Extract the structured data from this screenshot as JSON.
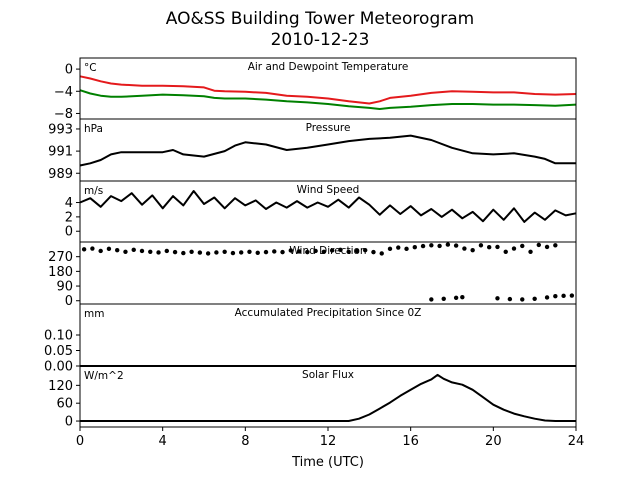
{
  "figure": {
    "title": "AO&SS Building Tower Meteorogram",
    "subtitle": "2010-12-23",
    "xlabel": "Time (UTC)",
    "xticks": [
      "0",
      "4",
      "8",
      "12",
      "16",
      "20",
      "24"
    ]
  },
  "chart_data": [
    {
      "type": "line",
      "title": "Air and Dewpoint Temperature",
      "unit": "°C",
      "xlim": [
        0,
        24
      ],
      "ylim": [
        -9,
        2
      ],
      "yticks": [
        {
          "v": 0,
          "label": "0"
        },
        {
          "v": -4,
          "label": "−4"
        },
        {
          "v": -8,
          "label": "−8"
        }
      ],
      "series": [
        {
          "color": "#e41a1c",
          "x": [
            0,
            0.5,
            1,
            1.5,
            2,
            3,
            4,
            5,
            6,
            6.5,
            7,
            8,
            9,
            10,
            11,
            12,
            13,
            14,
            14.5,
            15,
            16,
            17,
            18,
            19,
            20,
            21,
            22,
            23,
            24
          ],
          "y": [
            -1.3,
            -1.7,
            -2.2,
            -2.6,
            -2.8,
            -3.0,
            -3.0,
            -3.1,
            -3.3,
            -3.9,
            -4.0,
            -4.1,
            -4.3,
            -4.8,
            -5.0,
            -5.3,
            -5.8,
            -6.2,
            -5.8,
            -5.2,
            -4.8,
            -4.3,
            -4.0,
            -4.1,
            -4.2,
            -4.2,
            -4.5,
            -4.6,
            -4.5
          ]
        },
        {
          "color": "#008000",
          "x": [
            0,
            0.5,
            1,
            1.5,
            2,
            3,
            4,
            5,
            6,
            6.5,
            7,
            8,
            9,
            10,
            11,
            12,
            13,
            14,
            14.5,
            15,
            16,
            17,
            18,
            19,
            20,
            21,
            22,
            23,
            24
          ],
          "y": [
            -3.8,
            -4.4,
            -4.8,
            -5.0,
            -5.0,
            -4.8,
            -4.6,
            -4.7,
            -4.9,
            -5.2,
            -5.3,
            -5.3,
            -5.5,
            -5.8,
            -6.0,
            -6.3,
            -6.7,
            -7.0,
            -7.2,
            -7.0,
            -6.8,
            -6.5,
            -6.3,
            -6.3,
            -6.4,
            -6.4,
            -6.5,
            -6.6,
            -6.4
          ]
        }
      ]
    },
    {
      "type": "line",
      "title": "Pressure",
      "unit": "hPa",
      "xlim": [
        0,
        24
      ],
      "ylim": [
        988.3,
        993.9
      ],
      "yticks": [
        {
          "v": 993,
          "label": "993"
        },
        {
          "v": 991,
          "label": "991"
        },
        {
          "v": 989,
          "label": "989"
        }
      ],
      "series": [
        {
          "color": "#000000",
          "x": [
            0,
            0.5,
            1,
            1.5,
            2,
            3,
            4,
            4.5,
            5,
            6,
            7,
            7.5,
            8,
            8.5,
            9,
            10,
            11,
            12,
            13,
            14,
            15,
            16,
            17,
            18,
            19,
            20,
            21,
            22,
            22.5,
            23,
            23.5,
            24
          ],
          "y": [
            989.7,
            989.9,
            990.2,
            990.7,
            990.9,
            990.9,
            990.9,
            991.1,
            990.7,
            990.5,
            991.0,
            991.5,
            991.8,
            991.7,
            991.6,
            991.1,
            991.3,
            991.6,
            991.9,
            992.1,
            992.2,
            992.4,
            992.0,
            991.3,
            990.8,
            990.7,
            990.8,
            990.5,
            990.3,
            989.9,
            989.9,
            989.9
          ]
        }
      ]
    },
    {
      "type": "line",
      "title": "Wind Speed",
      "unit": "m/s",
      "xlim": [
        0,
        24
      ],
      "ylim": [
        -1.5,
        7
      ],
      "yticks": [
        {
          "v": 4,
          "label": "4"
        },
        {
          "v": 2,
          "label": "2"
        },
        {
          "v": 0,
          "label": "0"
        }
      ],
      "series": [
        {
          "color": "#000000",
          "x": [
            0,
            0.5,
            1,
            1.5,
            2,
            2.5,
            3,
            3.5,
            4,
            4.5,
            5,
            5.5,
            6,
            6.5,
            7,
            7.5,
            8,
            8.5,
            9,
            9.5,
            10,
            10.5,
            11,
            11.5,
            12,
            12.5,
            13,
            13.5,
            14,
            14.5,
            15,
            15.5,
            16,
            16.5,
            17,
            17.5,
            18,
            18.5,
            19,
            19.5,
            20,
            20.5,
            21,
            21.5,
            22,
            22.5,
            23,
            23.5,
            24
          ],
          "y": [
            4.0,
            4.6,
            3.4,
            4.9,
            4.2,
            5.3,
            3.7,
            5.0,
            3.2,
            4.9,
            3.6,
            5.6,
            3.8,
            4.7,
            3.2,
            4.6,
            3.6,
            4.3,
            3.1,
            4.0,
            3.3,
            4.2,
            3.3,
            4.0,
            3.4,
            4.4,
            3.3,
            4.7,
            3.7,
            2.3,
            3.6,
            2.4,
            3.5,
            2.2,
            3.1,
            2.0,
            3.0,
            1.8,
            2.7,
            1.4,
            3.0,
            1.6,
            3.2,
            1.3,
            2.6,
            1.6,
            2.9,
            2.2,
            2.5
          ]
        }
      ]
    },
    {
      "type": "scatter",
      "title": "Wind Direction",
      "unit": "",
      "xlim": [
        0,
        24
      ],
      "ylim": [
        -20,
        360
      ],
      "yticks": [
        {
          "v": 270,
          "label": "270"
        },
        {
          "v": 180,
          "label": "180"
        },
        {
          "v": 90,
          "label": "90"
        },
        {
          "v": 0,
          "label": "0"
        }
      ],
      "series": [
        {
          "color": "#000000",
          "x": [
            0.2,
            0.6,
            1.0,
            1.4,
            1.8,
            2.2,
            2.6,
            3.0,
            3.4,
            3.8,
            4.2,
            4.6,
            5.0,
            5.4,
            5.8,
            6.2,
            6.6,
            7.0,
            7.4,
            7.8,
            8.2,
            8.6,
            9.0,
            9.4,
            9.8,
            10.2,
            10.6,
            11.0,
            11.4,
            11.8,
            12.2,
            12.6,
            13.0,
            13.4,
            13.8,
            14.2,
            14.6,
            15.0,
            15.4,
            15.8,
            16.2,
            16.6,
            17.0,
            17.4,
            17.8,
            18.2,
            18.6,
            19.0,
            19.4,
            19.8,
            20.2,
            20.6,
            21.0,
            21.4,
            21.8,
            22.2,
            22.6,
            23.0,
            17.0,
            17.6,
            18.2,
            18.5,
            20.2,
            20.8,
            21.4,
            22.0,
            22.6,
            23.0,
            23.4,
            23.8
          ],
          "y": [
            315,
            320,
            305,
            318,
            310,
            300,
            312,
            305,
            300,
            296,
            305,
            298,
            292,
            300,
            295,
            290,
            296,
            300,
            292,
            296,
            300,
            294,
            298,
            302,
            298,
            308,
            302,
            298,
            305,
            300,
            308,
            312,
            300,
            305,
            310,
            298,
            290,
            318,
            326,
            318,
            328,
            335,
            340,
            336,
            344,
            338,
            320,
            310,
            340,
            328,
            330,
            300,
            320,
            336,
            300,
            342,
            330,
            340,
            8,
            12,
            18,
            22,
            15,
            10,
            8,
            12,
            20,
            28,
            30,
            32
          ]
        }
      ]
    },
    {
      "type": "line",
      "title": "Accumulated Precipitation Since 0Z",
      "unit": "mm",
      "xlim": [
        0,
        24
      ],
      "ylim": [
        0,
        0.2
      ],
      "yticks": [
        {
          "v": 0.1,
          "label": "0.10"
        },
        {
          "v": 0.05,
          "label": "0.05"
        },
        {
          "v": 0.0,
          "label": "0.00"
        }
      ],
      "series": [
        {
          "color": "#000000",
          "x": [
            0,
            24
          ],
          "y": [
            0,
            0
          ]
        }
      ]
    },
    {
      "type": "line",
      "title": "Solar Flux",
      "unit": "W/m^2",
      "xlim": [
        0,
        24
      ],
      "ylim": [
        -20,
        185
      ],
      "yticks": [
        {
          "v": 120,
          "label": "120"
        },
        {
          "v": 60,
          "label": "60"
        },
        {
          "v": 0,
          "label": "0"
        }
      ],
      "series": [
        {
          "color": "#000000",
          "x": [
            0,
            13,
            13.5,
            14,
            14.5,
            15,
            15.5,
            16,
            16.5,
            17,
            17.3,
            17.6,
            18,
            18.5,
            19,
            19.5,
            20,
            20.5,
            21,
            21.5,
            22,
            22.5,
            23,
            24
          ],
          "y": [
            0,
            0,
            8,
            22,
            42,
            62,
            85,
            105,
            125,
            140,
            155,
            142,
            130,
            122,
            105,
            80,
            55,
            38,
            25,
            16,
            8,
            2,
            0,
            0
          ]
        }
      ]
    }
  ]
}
● ● ● ●
Gather, from the listing above, every line carrying the word "Wind".

OUTPUT OF THE EXERCISE
      "title": "Wind Speed",
      "title": "Wind Direction",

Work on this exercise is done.